> _TASK TO COMPLETE_
Your copy of the material must match it exactly, except that pictures are dropped.

────────────────

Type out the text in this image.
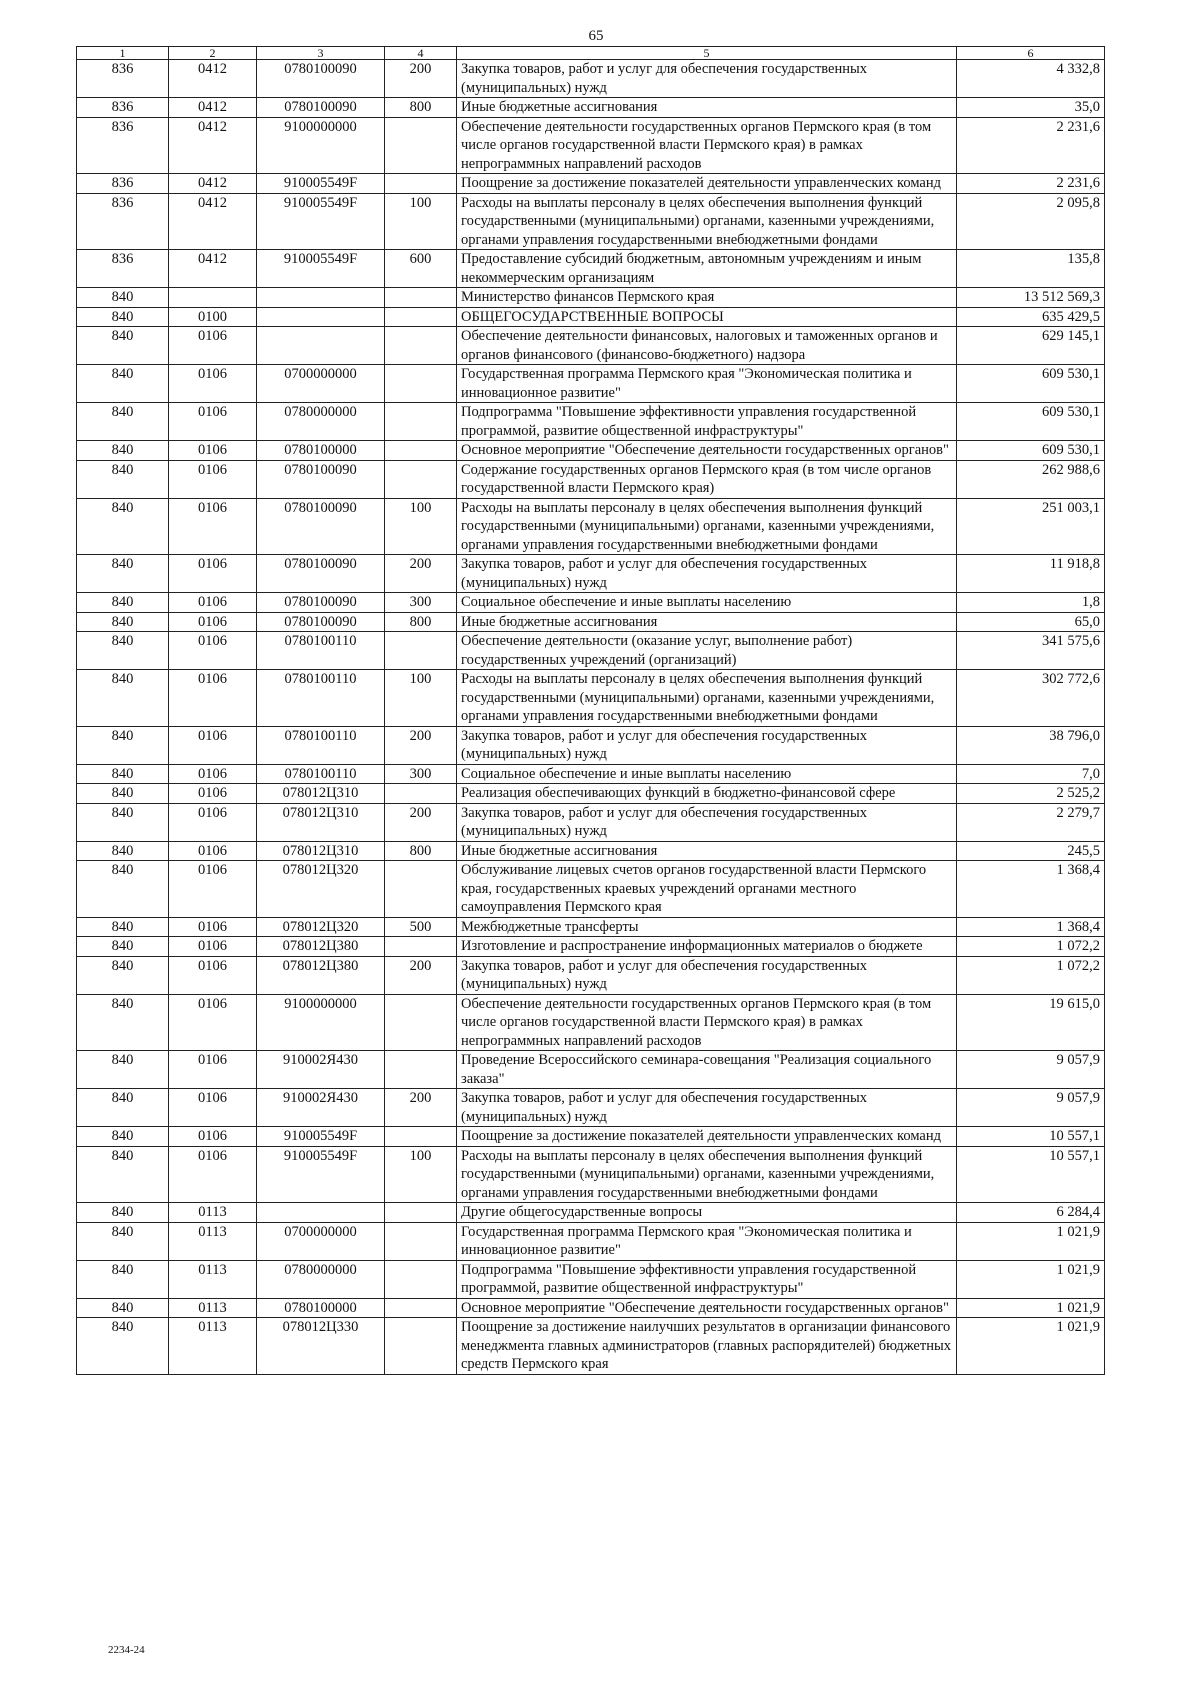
65
1	2	3	4	5	6
836	0412	0780100090	200	Закупка товаров, работ и услуг для обеспечения государственных (муниципальных) нужд	4 332,8
836	0412	0780100090	800	Иные бюджетные ассигнования	35,0
836	0412	9100000000		Обеспечение деятельности государственных органов Пермского края (в том числе органов государственной власти Пермского края) в рамках непрограммных направлений расходов	2 231,6
836	0412	910005549F		Поощрение за достижение показателей деятельности управленческих команд	2 231,6
836	0412	910005549F	100	Расходы на выплаты персоналу в целях обеспечения выполнения функций государственными (муниципальными) органами, казенными учреждениями, органами управления государственными внебюджетными фондами	2 095,8
836	0412	910005549F	600	Предоставление субсидий бюджетным, автономным учреждениям и иным некоммерческим организациям	135,8
840				Министерство финансов Пермского края	13 512 569,3
840	0100			ОБЩЕГОСУДАРСТВЕННЫЕ ВОПРОСЫ	635 429,5
840	0106			Обеспечение деятельности финансовых, налоговых и таможенных органов и органов финансового (финансово-бюджетного) надзора	629 145,1
840	0106	0700000000		Государственная программа Пермского края "Экономическая политика и инновационное развитие"	609 530,1
840	0106	0780000000		Подпрограмма "Повышение эффективности управления государственной программой, развитие общественной инфраструктуры"	609 530,1
840	0106	0780100000		Основное мероприятие "Обеспечение деятельности государственных органов"	609 530,1
840	0106	0780100090		Содержание государственных органов Пермского края (в том числе органов государственной власти Пермского края)	262 988,6
840	0106	0780100090	100	Расходы на выплаты персоналу в целях обеспечения выполнения функций государственными (муниципальными) органами, казенными учреждениями, органами управления государственными внебюджетными фондами	251 003,1
840	0106	0780100090	200	Закупка товаров, работ и услуг для обеспечения государственных (муниципальных) нужд	11 918,8
840	0106	0780100090	300	Социальное обеспечение и иные выплаты населению	1,8
840	0106	0780100090	800	Иные бюджетные ассигнования	65,0
840	0106	0780100110		Обеспечение деятельности (оказание услуг, выполнение работ) государственных учреждений (организаций)	341 575,6
840	0106	0780100110	100	Расходы на выплаты персоналу в целях обеспечения выполнения функций государственными (муниципальными) органами, казенными учреждениями, органами управления государственными внебюджетными фондами	302 772,6
840	0106	0780100110	200	Закупка товаров, работ и услуг для обеспечения государственных (муниципальных) нужд	38 796,0
840	0106	0780100110	300	Социальное обеспечение и иные выплаты населению	7,0
840	0106	078012Ц310		Реализация обеспечивающих функций в бюджетно-финансовой сфере	2 525,2
840	0106	078012Ц310	200	Закупка товаров, работ и услуг для обеспечения государственных (муниципальных) нужд	2 279,7
840	0106	078012Ц310	800	Иные бюджетные ассигнования	245,5
840	0106	078012Ц320		Обслуживание лицевых счетов органов государственной власти Пермского края, государственных краевых учреждений органами местного самоуправления Пермского края	1 368,4
840	0106	078012Ц320	500	Межбюджетные трансферты	1 368,4
840	0106	078012Ц380		Изготовление и распространение информационных материалов о бюджете	1 072,2
840	0106	078012Ц380	200	Закупка товаров, работ и услуг для обеспечения государственных (муниципальных) нужд	1 072,2
840	0106	9100000000		Обеспечение деятельности государственных органов Пермского края (в том числе органов государственной власти Пермского края) в рамках непрограммных направлений расходов	19 615,0
840	0106	910002Я430		Проведение Всероссийского семинара-совещания "Реализация социального заказа"	9 057,9
840	0106	910002Я430	200	Закупка товаров, работ и услуг для обеспечения государственных (муниципальных) нужд	9 057,9
840	0106	910005549F		Поощрение за достижение показателей деятельности управленческих команд	10 557,1
840	0106	910005549F	100	Расходы на выплаты персоналу в целях обеспечения выполнения функций государственными (муниципальными) органами, казенными учреждениями, органами управления государственными внебюджетными фондами	10 557,1
840	0113			Другие общегосударственные вопросы	6 284,4
840	0113	0700000000		Государственная программа Пермского края "Экономическая политика и инновационное развитие"	1 021,9
840	0113	0780000000		Подпрограмма "Повышение эффективности управления государственной программой, развитие общественной инфраструктуры"	1 021,9
840	0113	0780100000		Основное мероприятие "Обеспечение деятельности государственных органов"	1 021,9
840	0113	078012Ц330		Поощрение за достижение наилучших результатов в организации финансового менеджмента главных администраторов (главных распорядителей) бюджетных средств Пермского края	1 021,9
2234-24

────────────────

> _WRITTEN RESPONSE_
Type out the text in this image.
65
1	2	3	4	5	6
836	0412	0780100090	200	Закупка товаров, работ и услуг для обеспечения государственных (муниципальных) нужд	4 332,8
836	0412	0780100090	800	Иные бюджетные ассигнования	35,0
836	0412	9100000000		Обеспечение деятельности государственных органов Пермского края (в том числе органов государственной власти Пермского края) в рамках непрограммных направлений расходов	2 231,6
836	0412	910005549F		Поощрение за достижение показателей деятельности управленческих команд	2 231,6
836	0412	910005549F	100	Расходы на выплаты персоналу в целях обеспечения выполнения функций государственными (муниципальными) органами, казенными учреждениями, органами управления государственными внебюджетными фондами	2 095,8
836	0412	910005549F	600	Предоставление субсидий бюджетным, автономным учреждениям и иным некоммерческим организациям	135,8
840				Министерство финансов Пермского края	13 512 569,3
840	0100			ОБЩЕГОСУДАРСТВЕННЫЕ ВОПРОСЫ	635 429,5
840	0106			Обеспечение деятельности финансовых, налоговых и таможенных органов и органов финансового (финансово-бюджетного) надзора	629 145,1
840	0106	0700000000		Государственная программа Пермского края "Экономическая политика и инновационное развитие"	609 530,1
840	0106	0780000000		Подпрограмма "Повышение эффективности управления государственной программой, развитие общественной инфраструктуры"	609 530,1
840	0106	0780100000		Основное мероприятие "Обеспечение деятельности государственных органов"	609 530,1
840	0106	0780100090		Содержание государственных органов Пермского края (в том числе органов государственной власти Пермского края)	262 988,6
840	0106	0780100090	100	Расходы на выплаты персоналу в целях обеспечения выполнения функций государственными (муниципальными) органами, казенными учреждениями, органами управления государственными внебюджетными фондами	251 003,1
840	0106	0780100090	200	Закупка товаров, работ и услуг для обеспечения государственных (муниципальных) нужд	11 918,8
840	0106	0780100090	300	Социальное обеспечение и иные выплаты населению	1,8
840	0106	0780100090	800	Иные бюджетные ассигнования	65,0
840	0106	0780100110		Обеспечение деятельности (оказание услуг, выполнение работ) государственных учреждений (организаций)	341 575,6
840	0106	0780100110	100	Расходы на выплаты персоналу в целях обеспечения выполнения функций государственными (муниципальными) органами, казенными учреждениями, органами управления государственными внебюджетными фондами	302 772,6
840	0106	0780100110	200	Закупка товаров, работ и услуг для обеспечения государственных (муниципальных) нужд	38 796,0
840	0106	0780100110	300	Социальное обеспечение и иные выплаты населению	7,0
840	0106	078012Ц310		Реализация обеспечивающих функций в бюджетно-финансовой сфере	2 525,2
840	0106	078012Ц310	200	Закупка товаров, работ и услуг для обеспечения государственных (муниципальных) нужд	2 279,7
840	0106	078012Ц310	800	Иные бюджетные ассигнования	245,5
840	0106	078012Ц320		Обслуживание лицевых счетов органов государственной власти Пермского края, государственных краевых учреждений органами местного самоуправления Пермского края	1 368,4
840	0106	078012Ц320	500	Межбюджетные трансферты	1 368,4
840	0106	078012Ц380		Изготовление и распространение информационных материалов о бюджете	1 072,2
840	0106	078012Ц380	200	Закупка товаров, работ и услуг для обеспечения государственных (муниципальных) нужд	1 072,2
840	0106	9100000000		Обеспечение деятельности государственных органов Пермского края (в том числе органов государственной власти Пермского края) в рамках непрограммных направлений расходов	19 615,0
840	0106	910002Я430		Проведение Всероссийского семинара-совещания "Реализация социального заказа"	9 057,9
840	0106	910002Я430	200	Закупка товаров, работ и услуг для обеспечения государственных (муниципальных) нужд	9 057,9
840	0106	910005549F		Поощрение за достижение показателей деятельности управленческих команд	10 557,1
840	0106	910005549F	100	Расходы на выплаты персоналу в целях обеспечения выполнения функций государственными (муниципальными) органами, казенными учреждениями, органами управления государственными внебюджетными фондами	10 557,1
840	0113			Другие общегосударственные вопросы	6 284,4
840	0113	0700000000		Государственная программа Пермского края "Экономическая политика и инновационное развитие"	1 021,9
840	0113	0780000000		Подпрограмма "Повышение эффективности управления государственной программой, развитие общественной инфраструктуры"	1 021,9
840	0113	0780100000		Основное мероприятие "Обеспечение деятельности государственных органов"	1 021,9
840	0113	078012Ц330		Поощрение за достижение наилучших результатов в организации финансового менеджмента главных администраторов (главных распорядителей) бюджетных средств Пермского края	1 021,9
2234-24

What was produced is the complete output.